* START Data rows *

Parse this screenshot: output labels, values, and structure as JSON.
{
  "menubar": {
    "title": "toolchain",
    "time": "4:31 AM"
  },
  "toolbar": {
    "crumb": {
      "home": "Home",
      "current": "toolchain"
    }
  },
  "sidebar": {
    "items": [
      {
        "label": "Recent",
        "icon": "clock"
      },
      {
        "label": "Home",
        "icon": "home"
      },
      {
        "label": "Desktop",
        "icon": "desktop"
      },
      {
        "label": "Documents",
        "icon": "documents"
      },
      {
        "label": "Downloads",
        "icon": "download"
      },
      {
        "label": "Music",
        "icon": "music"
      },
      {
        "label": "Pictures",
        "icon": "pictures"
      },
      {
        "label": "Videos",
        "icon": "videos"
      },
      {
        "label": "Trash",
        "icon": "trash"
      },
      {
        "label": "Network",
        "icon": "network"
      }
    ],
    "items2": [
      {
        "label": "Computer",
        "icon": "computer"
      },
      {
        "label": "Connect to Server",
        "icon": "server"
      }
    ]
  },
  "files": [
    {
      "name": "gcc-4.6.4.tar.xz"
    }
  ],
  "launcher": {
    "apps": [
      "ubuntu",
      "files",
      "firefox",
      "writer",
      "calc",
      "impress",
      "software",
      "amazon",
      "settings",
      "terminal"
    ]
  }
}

* END Data rows *

▶ Instruction
Copy out every line of the data above, exactly as given.

▶ Expected answer
Parse this screenshot: output labels, values, and structure as JSON.
{
  "menubar": {
    "title": "toolchain",
    "time": "4:31 AM"
  },
  "toolbar": {
    "crumb": {
      "home": "Home",
      "current": "toolchain"
    }
  },
  "sidebar": {
    "items": [
      {
        "label": "Recent",
        "icon": "clock"
      },
      {
        "label": "Home",
        "icon": "home"
      },
      {
        "label": "Desktop",
        "icon": "desktop"
      },
      {
        "label": "Documents",
        "icon": "documents"
      },
      {
        "label": "Downloads",
        "icon": "download"
      },
      {
        "label": "Music",
        "icon": "music"
      },
      {
        "label": "Pictures",
        "icon": "pictures"
      },
      {
        "label": "Videos",
        "icon": "videos"
      },
      {
        "label": "Trash",
        "icon": "trash"
      },
      {
        "label": "Network",
        "icon": "network"
      }
    ],
    "items2": [
      {
        "label": "Computer",
        "icon": "computer"
      },
      {
        "label": "Connect to Server",
        "icon": "server"
      }
    ]
  },
  "files": [
    {
      "name": "gcc-4.6.4.tar.xz"
    }
  ],
  "launcher": {
    "apps": [
      "ubuntu",
      "files",
      "firefox",
      "writer",
      "calc",
      "impress",
      "software",
      "amazon",
      "settings",
      "terminal"
    ]
  }
}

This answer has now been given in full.